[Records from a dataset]
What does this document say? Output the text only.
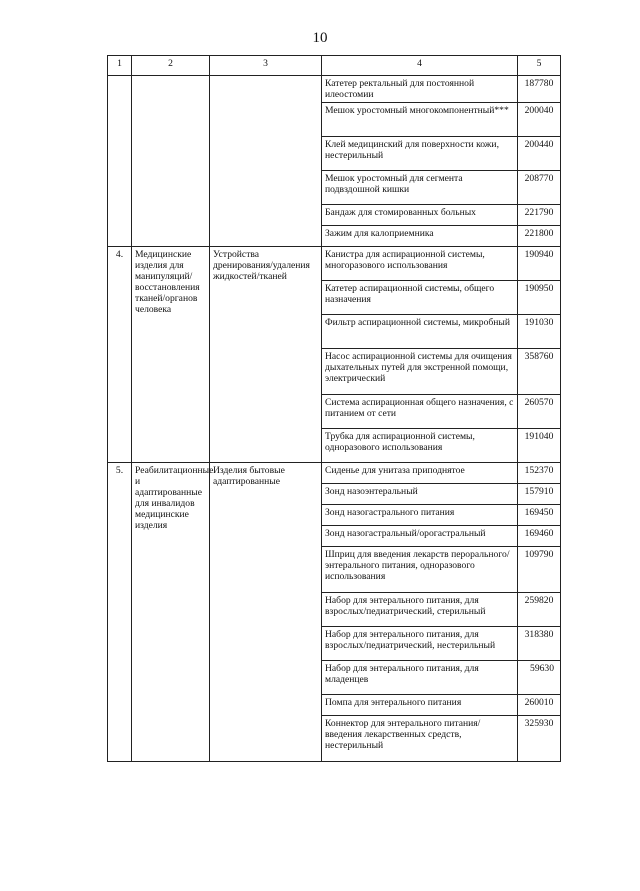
10
1	2	3	4	5
			Катетер ректальный для постоянной илеостомии	187780
			Мешок уростомный многокомпонентный***	200040
			Клей медицинский для поверхности кожи, нестерильный	200440
			Мешок уростомный для сегмента подвздошной кишки	208770
			Бандаж для стомированных больных	221790
			Зажим для калоприемника	221800
4.	Медицинские изделия для манипуляций/восстановления тканей/органов человека	Устройства дренирования/удаления жидкостей/тканей	Канистра для аспирационной системы, многоразового использования	190940
			Катетер аспирационной системы, общего назначения	190950
			Фильтр аспирационной системы, микробный	191030
			Насос аспирационной системы для очищения дыхательных путей для экстренной помощи, электрический	358760
			Система аспирационная общего назначения, с питанием от сети	260570
			Трубка для аспирационной системы, одноразового использования	191040
5.	Реабилитационные и адаптированные для инвалидов медицинские изделия	Изделия бытовые адаптированные	Сиденье для унитаза приподнятое	152370
			Зонд назоэнтеральный	157910
			Зонд назогастрального питания	169450
			Зонд назогастральный/орогастральный	169460
			Шприц для введения лекарств перорального/энтерального питания, одноразового использования	109790
			Набор для энтерального питания, для взрослых/педиатрический, стерильный	259820
			Набор для энтерального питания, для взрослых/педиатрический, нестерильный	318380
			Набор для энтерального питания, для младенцев	59630
			Помпа для энтерального питания	260010
			Коннектор для энтерального питания/введения лекарственных средств, нестерильный	325930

TASK REQUIREMENTS:
All lines that include "нестерильный" are to be gathered and copied.

SOLUTION:
			Клей медицинский для поверхности кожи, нестерильный	200440
			Набор для энтерального питания, для взрослых/педиатрический, нестерильный	318380
			Коннектор для энтерального питания/введения лекарственных средств, нестерильный	325930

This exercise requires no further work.